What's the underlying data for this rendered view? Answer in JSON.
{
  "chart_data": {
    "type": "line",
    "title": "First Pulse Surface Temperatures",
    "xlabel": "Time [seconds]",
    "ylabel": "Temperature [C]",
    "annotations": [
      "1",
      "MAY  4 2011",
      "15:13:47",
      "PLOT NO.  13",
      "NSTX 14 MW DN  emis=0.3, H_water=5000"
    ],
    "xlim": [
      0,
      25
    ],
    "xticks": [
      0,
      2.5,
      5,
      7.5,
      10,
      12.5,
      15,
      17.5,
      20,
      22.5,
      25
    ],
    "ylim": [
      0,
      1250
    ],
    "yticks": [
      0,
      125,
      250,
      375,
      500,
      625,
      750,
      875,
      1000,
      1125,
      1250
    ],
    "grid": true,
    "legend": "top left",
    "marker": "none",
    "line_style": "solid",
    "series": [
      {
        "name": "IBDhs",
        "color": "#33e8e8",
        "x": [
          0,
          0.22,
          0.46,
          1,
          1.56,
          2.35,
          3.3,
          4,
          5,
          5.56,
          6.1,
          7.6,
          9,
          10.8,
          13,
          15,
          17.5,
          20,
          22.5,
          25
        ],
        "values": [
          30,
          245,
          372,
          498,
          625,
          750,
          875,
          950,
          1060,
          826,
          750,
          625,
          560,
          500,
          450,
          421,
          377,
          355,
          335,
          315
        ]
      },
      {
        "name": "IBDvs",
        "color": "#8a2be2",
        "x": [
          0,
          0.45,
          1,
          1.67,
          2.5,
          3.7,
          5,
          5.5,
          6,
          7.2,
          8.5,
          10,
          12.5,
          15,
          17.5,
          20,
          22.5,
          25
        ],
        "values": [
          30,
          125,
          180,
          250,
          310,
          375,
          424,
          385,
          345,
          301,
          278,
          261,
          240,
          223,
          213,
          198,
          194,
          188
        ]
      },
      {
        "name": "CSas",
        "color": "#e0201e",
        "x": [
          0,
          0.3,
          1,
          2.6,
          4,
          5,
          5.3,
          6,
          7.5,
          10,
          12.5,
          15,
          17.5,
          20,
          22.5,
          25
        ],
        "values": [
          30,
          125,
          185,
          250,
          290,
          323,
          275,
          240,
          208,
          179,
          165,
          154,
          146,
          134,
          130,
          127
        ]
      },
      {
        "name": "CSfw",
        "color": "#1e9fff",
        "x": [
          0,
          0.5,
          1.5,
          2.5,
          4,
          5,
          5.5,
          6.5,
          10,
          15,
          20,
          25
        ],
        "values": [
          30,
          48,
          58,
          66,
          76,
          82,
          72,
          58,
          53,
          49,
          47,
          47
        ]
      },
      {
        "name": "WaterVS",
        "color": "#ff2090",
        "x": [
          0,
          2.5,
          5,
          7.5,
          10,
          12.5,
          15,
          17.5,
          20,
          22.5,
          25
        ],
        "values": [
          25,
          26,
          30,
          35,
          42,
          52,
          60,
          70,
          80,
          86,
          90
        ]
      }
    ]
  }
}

Aim:
State how many lines of the listing above include the word "name". Give nothing but the number.

Exercise response:
5